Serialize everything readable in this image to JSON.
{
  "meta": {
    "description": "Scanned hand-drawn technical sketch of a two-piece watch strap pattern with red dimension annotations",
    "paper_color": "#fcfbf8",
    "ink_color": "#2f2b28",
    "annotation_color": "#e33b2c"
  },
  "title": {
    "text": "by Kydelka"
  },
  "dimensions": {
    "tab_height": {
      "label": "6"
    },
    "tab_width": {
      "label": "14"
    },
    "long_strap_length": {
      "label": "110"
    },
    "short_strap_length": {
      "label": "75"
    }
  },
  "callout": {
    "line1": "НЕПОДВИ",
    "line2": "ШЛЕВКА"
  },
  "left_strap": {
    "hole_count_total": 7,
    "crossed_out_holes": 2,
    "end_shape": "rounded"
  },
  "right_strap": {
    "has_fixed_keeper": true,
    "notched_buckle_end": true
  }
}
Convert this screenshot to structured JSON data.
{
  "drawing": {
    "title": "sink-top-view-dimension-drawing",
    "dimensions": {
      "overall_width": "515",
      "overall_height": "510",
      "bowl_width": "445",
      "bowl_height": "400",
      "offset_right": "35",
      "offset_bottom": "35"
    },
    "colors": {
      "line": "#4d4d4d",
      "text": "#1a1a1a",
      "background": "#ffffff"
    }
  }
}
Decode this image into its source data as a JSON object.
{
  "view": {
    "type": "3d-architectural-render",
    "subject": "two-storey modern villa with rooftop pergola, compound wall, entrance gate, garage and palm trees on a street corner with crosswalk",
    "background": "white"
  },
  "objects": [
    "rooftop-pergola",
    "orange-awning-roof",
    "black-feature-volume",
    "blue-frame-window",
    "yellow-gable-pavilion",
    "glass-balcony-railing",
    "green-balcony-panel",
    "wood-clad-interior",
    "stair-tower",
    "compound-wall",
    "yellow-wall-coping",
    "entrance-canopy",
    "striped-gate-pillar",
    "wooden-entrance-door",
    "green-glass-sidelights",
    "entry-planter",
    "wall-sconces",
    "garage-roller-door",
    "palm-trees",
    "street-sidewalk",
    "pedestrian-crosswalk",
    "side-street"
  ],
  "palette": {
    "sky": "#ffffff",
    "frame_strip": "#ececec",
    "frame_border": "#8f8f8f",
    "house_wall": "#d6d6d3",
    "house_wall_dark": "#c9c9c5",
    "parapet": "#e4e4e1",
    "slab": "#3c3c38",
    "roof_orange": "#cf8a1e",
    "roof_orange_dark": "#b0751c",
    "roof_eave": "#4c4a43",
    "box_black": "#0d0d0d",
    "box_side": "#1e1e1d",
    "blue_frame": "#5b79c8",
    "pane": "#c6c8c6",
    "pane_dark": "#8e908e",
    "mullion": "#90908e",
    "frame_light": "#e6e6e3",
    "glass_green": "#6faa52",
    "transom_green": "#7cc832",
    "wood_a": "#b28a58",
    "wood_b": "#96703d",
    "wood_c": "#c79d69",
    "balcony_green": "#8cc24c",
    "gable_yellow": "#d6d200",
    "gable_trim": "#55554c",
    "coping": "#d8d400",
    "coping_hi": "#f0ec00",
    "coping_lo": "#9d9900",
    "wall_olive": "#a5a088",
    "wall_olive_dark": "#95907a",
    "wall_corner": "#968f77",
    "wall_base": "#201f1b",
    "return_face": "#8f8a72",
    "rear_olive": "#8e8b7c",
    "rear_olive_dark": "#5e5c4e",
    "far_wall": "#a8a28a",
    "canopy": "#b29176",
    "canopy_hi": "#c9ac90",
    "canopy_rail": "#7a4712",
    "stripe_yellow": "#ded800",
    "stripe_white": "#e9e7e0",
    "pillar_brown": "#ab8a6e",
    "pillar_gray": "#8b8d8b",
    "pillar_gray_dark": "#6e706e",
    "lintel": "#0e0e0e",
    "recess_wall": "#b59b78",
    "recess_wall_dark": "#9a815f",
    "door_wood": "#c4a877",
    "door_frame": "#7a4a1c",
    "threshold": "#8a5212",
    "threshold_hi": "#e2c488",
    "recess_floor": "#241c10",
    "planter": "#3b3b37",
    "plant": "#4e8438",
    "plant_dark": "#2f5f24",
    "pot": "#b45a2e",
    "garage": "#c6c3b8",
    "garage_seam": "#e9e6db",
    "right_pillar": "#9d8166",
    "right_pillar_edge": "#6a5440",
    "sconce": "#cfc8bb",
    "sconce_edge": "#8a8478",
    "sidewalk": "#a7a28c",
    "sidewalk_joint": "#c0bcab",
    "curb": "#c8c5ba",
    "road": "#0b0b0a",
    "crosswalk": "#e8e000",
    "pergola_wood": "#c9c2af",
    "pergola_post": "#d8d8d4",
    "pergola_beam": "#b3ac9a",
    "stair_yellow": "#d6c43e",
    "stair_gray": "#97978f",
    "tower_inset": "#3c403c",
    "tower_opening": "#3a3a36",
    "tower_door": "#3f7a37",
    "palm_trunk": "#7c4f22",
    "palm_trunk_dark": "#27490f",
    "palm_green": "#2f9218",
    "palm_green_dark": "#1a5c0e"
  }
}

▶ [Brief] Find the lines containing "image" and list every one of them.

▶ [Exercise result]
Serialize everything readable in this image to JSON.
Decode this image into its source data as a JSON object.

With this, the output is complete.